> STATED EXERCISE:
Scan the records and identify every line in which the string "library" occurs, then return those lines.

> SUPPLIED DATA:
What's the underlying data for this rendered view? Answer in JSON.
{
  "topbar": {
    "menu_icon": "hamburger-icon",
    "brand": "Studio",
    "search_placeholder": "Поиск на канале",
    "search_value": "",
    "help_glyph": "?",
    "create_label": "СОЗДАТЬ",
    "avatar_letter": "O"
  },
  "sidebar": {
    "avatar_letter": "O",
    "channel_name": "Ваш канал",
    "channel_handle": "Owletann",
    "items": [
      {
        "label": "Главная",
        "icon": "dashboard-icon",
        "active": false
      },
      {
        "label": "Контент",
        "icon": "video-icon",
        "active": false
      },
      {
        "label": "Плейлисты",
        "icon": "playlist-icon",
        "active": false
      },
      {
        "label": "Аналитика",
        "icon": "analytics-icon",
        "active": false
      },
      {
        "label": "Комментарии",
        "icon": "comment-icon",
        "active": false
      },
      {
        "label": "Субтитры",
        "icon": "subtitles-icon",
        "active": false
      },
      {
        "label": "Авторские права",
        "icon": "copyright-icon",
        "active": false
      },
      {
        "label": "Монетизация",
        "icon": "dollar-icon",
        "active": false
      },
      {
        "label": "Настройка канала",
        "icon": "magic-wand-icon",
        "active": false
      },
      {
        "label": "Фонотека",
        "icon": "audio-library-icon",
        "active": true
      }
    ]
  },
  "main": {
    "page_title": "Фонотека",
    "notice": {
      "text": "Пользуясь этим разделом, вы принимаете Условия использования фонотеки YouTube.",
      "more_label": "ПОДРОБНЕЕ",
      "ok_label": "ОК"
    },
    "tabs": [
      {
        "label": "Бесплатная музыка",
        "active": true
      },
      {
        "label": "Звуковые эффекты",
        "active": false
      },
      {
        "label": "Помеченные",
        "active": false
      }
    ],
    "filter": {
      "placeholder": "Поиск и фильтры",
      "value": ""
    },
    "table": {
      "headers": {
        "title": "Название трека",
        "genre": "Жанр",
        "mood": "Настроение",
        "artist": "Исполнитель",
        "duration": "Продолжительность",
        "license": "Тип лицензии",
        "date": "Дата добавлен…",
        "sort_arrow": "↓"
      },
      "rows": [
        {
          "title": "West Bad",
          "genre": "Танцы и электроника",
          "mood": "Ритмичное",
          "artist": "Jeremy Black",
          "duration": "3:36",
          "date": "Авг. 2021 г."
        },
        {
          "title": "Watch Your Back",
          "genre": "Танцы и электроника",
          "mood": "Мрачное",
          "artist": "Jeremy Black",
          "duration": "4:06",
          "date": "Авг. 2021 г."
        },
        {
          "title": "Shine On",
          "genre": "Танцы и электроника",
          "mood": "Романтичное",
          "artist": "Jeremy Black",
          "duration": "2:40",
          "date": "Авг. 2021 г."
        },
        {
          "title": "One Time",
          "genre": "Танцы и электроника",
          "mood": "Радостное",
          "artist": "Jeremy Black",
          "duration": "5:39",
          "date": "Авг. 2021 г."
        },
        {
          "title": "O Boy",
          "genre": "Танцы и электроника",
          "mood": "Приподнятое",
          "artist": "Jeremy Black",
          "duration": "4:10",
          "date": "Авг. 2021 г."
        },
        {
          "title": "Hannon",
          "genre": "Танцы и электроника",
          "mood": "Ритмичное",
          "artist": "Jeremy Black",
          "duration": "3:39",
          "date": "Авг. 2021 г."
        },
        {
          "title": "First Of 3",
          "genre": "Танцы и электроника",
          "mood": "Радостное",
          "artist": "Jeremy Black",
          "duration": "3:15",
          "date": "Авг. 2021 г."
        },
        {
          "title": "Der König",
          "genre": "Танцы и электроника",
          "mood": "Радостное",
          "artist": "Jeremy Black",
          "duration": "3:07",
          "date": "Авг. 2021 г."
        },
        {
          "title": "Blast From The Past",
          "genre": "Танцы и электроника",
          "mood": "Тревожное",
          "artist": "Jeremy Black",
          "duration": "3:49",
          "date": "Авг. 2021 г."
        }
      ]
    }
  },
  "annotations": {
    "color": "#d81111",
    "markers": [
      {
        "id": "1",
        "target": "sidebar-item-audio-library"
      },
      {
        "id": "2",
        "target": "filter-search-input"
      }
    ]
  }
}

> EXPECTED OUTPUT:
        "icon": "audio-library-icon",
        "target": "sidebar-item-audio-library"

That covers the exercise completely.